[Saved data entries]
• • • •
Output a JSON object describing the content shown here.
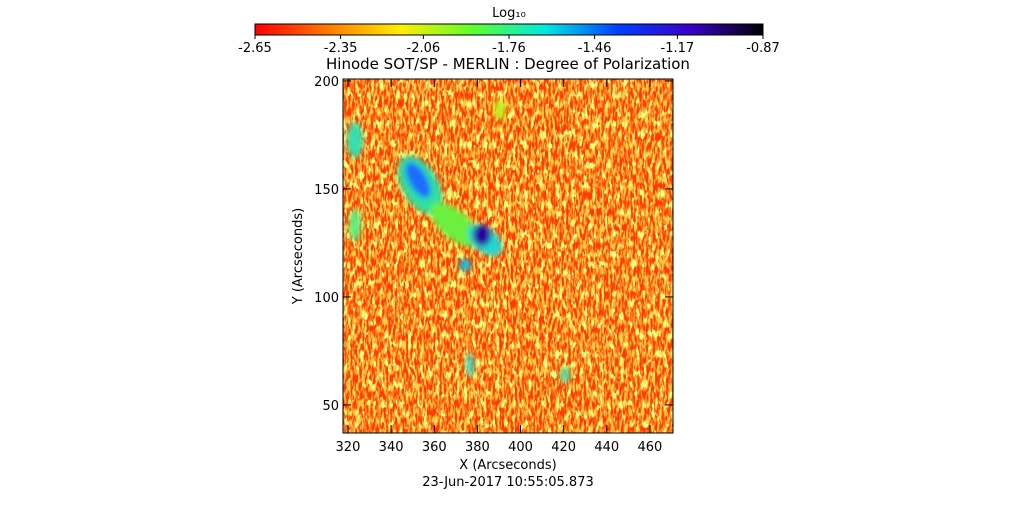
{
  "chart_data": {
    "type": "image",
    "title": "Hinode SOT/SP - MERLIN : Degree of Polarization",
    "x_label": "X (Arcseconds)",
    "y_label": "Y (Arcseconds)",
    "footnote": "23-Jun-2017 10:55:05.873",
    "xlim": [
      317.7,
      470.7
    ],
    "xticks": [
      320,
      340,
      360,
      380,
      400,
      420,
      440,
      460
    ],
    "ylim": [
      37,
      200.9
    ],
    "yticks": [
      50,
      100,
      150,
      200
    ],
    "colorbar": {
      "label": "Log₁₀",
      "clim": [
        -2.65,
        -0.87
      ],
      "ticks": [
        -2.65,
        -2.35,
        -2.06,
        -1.76,
        -1.46,
        -1.17,
        -0.87
      ],
      "colors": [
        "#ff0000",
        "#ff7a00",
        "#ffee00",
        "#5cff2e",
        "#00e8e0",
        "#0040ff",
        "#3a00c8",
        "#000000"
      ]
    }
  }
}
• • • •
## Stated goal
Return all lines containing the word "Arcseconds".

## The answer
    "x_label": "X (Arcseconds)",
    "y_label": "Y (Arcseconds)",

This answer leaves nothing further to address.